▶ Instructions for the task
Show every line containing "svůj" by copying it.

* * *

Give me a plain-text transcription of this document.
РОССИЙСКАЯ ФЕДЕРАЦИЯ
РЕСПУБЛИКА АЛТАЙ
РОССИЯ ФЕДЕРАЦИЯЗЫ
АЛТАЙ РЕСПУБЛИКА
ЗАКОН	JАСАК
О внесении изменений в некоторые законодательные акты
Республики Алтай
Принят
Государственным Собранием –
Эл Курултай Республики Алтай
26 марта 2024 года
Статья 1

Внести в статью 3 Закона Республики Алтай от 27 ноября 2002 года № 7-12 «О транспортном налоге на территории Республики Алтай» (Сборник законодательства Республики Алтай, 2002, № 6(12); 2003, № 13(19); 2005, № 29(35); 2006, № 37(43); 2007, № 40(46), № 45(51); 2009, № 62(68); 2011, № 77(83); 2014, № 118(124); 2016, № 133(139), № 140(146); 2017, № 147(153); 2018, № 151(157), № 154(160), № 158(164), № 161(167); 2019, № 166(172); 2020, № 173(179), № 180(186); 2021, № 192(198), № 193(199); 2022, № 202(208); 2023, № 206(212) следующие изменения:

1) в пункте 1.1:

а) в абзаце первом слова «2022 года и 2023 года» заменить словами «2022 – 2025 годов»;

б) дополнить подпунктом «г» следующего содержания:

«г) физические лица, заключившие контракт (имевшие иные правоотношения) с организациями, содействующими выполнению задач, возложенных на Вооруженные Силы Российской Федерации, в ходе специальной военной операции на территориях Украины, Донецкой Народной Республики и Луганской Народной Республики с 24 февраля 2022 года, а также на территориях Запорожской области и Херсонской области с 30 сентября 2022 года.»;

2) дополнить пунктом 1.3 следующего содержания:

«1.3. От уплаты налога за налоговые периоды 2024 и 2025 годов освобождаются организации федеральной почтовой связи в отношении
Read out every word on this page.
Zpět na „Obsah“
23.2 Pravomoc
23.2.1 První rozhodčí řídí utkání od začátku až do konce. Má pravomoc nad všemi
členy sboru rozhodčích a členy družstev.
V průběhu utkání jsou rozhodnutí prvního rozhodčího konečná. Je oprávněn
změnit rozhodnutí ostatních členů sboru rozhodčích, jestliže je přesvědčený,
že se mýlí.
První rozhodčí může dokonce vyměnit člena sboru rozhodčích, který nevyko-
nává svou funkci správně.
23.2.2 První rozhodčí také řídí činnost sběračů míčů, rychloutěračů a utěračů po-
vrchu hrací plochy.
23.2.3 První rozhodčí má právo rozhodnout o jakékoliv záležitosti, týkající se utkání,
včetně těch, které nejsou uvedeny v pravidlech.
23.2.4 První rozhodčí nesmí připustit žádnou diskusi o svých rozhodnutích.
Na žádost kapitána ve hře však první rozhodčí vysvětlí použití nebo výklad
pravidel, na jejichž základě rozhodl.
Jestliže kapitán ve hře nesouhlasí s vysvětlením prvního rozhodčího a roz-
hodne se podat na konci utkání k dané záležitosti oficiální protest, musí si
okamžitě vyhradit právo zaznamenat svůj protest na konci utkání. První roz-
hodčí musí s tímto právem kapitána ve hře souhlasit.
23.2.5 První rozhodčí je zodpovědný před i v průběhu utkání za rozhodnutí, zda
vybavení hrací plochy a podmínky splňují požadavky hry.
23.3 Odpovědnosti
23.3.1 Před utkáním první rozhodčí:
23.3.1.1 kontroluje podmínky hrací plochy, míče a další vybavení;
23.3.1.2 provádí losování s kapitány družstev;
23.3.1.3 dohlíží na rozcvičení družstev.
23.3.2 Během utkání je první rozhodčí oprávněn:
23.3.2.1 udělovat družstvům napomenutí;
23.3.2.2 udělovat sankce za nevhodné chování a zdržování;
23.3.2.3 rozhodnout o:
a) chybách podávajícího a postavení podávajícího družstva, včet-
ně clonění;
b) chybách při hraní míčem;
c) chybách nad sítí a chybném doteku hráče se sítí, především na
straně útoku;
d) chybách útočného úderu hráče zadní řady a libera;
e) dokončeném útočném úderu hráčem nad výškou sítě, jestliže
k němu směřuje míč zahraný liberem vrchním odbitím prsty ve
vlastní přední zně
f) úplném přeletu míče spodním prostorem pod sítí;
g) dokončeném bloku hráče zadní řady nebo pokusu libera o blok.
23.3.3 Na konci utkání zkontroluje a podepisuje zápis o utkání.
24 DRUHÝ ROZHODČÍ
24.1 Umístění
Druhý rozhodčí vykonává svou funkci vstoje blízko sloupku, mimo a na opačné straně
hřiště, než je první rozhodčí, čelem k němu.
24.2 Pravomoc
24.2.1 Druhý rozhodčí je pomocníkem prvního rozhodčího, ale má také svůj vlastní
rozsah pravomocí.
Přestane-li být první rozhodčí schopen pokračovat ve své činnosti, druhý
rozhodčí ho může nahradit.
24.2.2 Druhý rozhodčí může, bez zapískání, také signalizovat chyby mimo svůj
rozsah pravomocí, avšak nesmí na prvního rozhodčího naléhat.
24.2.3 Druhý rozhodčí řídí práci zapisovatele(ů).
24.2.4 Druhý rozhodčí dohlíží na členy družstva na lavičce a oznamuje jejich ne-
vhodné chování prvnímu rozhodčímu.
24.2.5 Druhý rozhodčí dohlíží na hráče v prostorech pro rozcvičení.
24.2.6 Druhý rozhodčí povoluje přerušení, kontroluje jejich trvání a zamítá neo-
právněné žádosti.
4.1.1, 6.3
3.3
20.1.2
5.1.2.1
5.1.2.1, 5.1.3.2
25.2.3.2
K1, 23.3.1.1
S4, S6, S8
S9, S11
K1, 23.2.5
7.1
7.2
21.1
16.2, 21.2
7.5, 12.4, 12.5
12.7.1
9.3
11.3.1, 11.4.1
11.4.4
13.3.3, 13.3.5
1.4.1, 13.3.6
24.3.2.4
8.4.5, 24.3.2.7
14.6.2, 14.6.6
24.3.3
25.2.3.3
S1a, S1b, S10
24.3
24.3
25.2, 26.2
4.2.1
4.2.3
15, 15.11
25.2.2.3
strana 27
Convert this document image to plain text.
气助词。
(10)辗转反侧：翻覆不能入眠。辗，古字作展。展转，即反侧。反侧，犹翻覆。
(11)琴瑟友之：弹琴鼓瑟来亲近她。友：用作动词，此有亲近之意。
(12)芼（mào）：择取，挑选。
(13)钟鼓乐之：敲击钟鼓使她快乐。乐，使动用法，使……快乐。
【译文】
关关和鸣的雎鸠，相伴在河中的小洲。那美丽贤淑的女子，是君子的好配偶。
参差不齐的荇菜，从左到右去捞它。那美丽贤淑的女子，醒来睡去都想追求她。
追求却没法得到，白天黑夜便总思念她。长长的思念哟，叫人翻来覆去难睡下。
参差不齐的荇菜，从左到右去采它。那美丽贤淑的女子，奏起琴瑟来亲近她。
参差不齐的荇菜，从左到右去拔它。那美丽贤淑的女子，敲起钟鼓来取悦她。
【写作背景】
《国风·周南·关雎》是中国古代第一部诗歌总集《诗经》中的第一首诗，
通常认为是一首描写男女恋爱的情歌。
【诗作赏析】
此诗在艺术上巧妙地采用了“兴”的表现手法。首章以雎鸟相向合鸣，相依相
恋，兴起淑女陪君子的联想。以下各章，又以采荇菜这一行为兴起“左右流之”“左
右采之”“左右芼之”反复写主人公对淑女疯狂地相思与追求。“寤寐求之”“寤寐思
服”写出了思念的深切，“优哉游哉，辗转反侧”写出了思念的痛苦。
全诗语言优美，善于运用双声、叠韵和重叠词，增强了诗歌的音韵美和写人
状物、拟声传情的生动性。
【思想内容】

* * *

▶ Written solution
okamžitě vyhradit právo zaznamenat svůj protest na konci utkání. První roz-
24.2.1 Druhý rozhodčí je pomocníkem prvního rozhodčího, ale má také svůj vlastní
24.2.2 Druhý rozhodčí může, bez zapískání, také signalizovat chyby mimo svůj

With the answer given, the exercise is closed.